WHAT IS BEING ASKED =
Transcribe the records below in full; pictures stay out of the copy.

RAW DATA =
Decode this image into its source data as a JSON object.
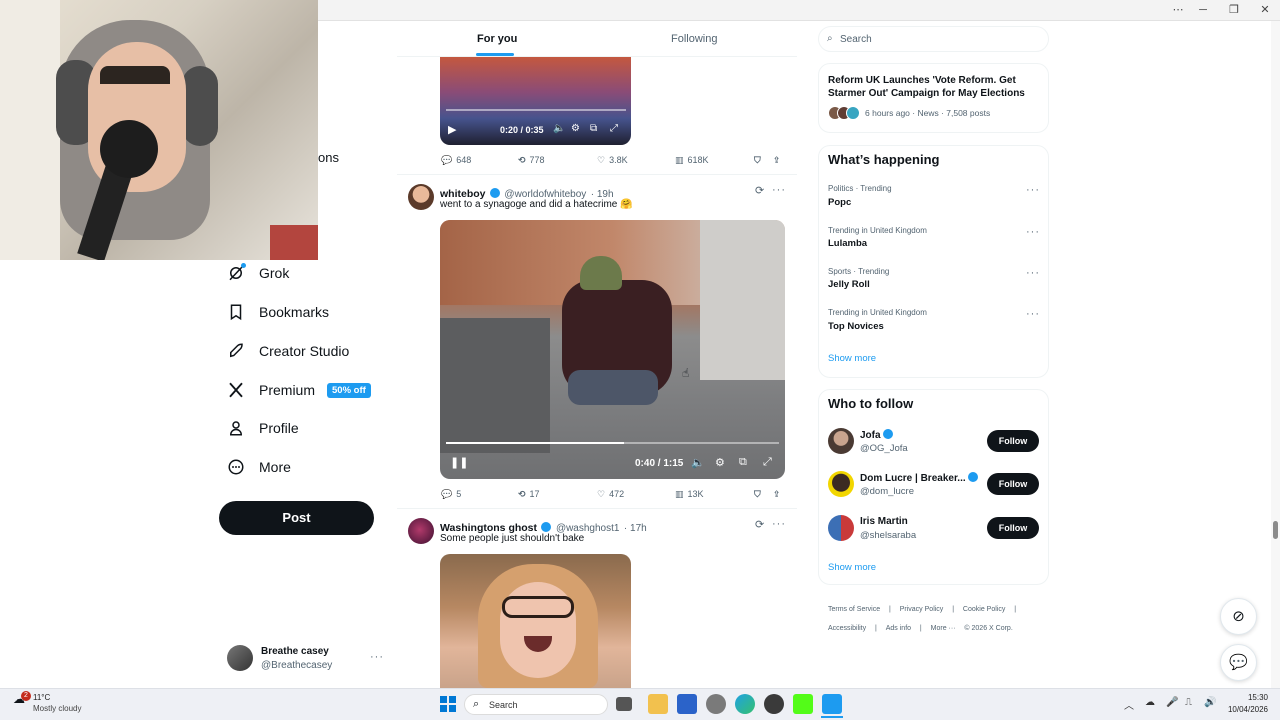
{
  "window": {
    "minimize": "─",
    "restore": "❐",
    "close": "✕",
    "extra": "⋯"
  },
  "webcam": {
    "partial_nav_text": "ons"
  },
  "sidebar": {
    "items": [
      {
        "label": "Grok",
        "icon": "grok-icon"
      },
      {
        "label": "Bookmarks",
        "icon": "bookmark-icon"
      },
      {
        "label": "Creator Studio",
        "icon": "rocket-icon"
      },
      {
        "label": "Premium",
        "icon": "x-logo-icon",
        "badge": "50% off"
      },
      {
        "label": "Profile",
        "icon": "person-icon"
      },
      {
        "label": "More",
        "icon": "more-circle-icon"
      }
    ],
    "post_label": "Post",
    "account": {
      "name": "Breathe casey",
      "handle": "@Breathecasey",
      "more": "···"
    }
  },
  "timeline": {
    "tabs": [
      "For you",
      "Following"
    ],
    "tweet0": {
      "video": {
        "time": "0:20 / 0:35"
      },
      "stats": {
        "replies": "648",
        "reposts": "778",
        "likes": "3.8K",
        "views": "618K"
      }
    },
    "tweet1": {
      "name": "whiteboy",
      "handle": "@worldofwhiteboy",
      "time": "· 19h",
      "text": "went to a synagoge and did a hatecrime 🤗",
      "video": {
        "time": "0:40 / 1:15"
      },
      "stats": {
        "replies": "5",
        "reposts": "17",
        "likes": "472",
        "views": "13K"
      }
    },
    "tweet2": {
      "name": "Washingtons ghost",
      "handle": "@washghost1",
      "time": "· 17h",
      "text": "Some people just shouldn't bake"
    }
  },
  "right": {
    "search_placeholder": "Search",
    "news": {
      "title": "Reform UK Launches 'Vote Reform. Get Starmer Out' Campaign for May Elections",
      "meta": "6 hours ago · News · 7,508 posts"
    },
    "happening": {
      "title": "What’s happening",
      "trends": [
        {
          "category": "Politics · Trending",
          "name": "Popc"
        },
        {
          "category": "Trending in United Kingdom",
          "name": "Lulamba"
        },
        {
          "category": "Sports · Trending",
          "name": "Jelly Roll"
        },
        {
          "category": "Trending in United Kingdom",
          "name": "Top Novices"
        }
      ],
      "show_more": "Show more"
    },
    "who_to_follow": {
      "title": "Who to follow",
      "users": [
        {
          "name": "Jofa",
          "handle": "@OG_Jofa",
          "button": "Follow"
        },
        {
          "name": "Dom Lucre | Breaker...",
          "handle": "@dom_lucre",
          "button": "Follow"
        },
        {
          "name": "Iris Martin",
          "handle": "@shelsaraba",
          "button": "Follow"
        }
      ],
      "show_more": "Show more"
    },
    "footer": {
      "links": [
        "Terms of Service",
        "|",
        "Privacy Policy",
        "|",
        "Cookie Policy",
        "|",
        "Accessibility",
        "|",
        "Ads info",
        "|",
        "More ···",
        "© 2026 X Corp."
      ]
    }
  },
  "taskbar": {
    "weather_temp": "11°C",
    "weather_desc": "Mostly cloudy",
    "weather_badge": "2",
    "search_label": "Search",
    "time": "15:30",
    "date": "10/04/2026"
  },
  "colors": {
    "accent": "#1d9bf0",
    "text": "#0f1419",
    "muted": "#536471"
  }
}
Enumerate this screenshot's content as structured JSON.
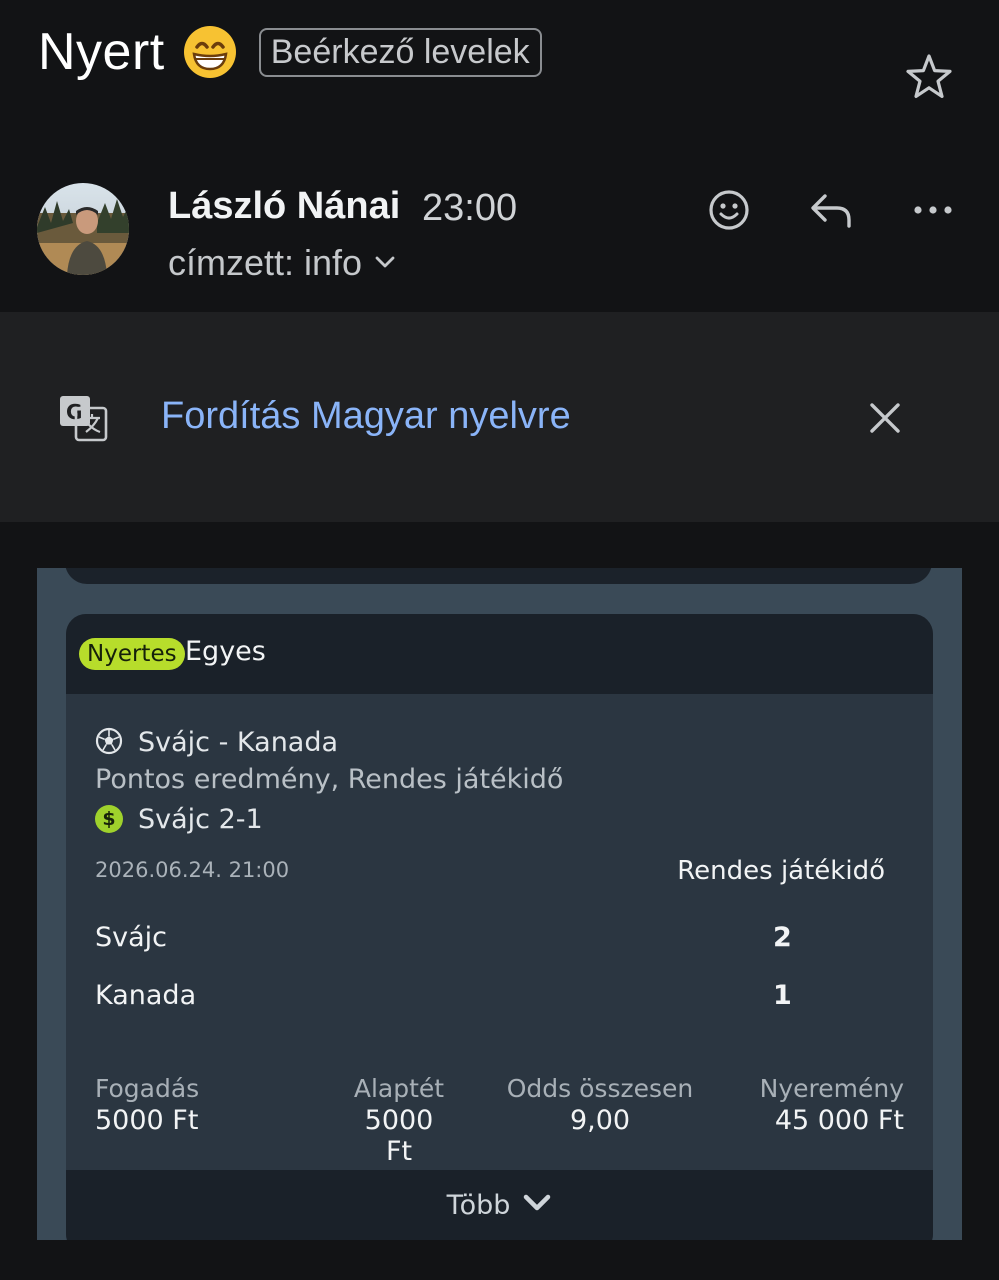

CORRECT RESULT =
Decode this image into its source data as a JSON object.
{
  "window": {
    "minimize": "─",
    "restore": "❐",
    "close": "✕",
    "extra": "⋯"
  },
  "webcam": {
    "partial_nav_text": "ons"
  },
  "sidebar": {
    "items": [
      {
        "label": "Grok",
        "icon": "grok-icon"
      },
      {
        "label": "Bookmarks",
        "icon": "bookmark-icon"
      },
      {
        "label": "Creator Studio",
        "icon": "rocket-icon"
      },
      {
        "label": "Premium",
        "icon": "x-logo-icon",
        "badge": "50% off"
      },
      {
        "label": "Profile",
        "icon": "person-icon"
      },
      {
        "label": "More",
        "icon": "more-circle-icon"
      }
    ],
    "post_label": "Post",
    "account": {
      "name": "Breathe casey",
      "handle": "@Breathecasey",
      "more": "···"
    }
  },
  "timeline": {
    "tabs": [
      "For you",
      "Following"
    ],
    "tweet0": {
      "video": {
        "time": "0:20 / 0:35"
      },
      "stats": {
        "replies": "648",
        "reposts": "778",
        "likes": "3.8K",
        "views": "618K"
      }
    },
    "tweet1": {
      "name": "whiteboy",
      "handle": "@worldofwhiteboy",
      "time": "· 19h",
      "text": "went to a synagoge and did a hatecrime 🤗",
      "video": {
        "time": "0:40 / 1:15"
      },
      "stats": {
        "replies": "5",
        "reposts": "17",
        "likes": "472",
        "views": "13K"
      }
    },
    "tweet2": {
      "name": "Washingtons ghost",
      "handle": "@washghost1",
      "time": "· 17h",
      "text": "Some people just shouldn't bake"
    }
  },
  "right": {
    "search_placeholder": "Search",
    "news": {
      "title": "Reform UK Launches 'Vote Reform. Get Starmer Out' Campaign for May Elections",
      "meta": "6 hours ago · News · 7,508 posts"
    },
    "happening": {
      "title": "What’s happening",
      "trends": [
        {
          "category": "Politics · Trending",
          "name": "Popc"
        },
        {
          "category": "Trending in United Kingdom",
          "name": "Lulamba"
        },
        {
          "category": "Sports · Trending",
          "name": "Jelly Roll"
        },
        {
          "category": "Trending in United Kingdom",
          "name": "Top Novices"
        }
      ],
      "show_more": "Show more"
    },
    "who_to_follow": {
      "title": "Who to follow",
      "users": [
        {
          "name": "Jofa",
          "handle": "@OG_Jofa",
          "button": "Follow"
        },
        {
          "name": "Dom Lucre | Breaker...",
          "handle": "@dom_lucre",
          "button": "Follow"
        },
        {
          "name": "Iris Martin",
          "handle": "@shelsaraba",
          "button": "Follow"
        }
      ],
      "show_more": "Show more"
    },
    "footer": {
      "links": [
        "Terms of Service",
        "|",
        "Privacy Policy",
        "|",
        "Cookie Policy",
        "|",
        "Accessibility",
        "|",
        "Ads info",
        "|",
        "More ···",
        "© 2026 X Corp."
      ]
    }
  },
  "taskbar": {
    "weather_temp": "11°C",
    "weather_desc": "Mostly cloudy",
    "weather_badge": "2",
    "search_label": "Search",
    "time": "15:30",
    "date": "10/04/2026"
  },
  "colors": {
    "accent": "#1d9bf0",
    "text": "#0f1419",
    "muted": "#536471"
  }
}
Enumerate this screenshot's content as structured JSON.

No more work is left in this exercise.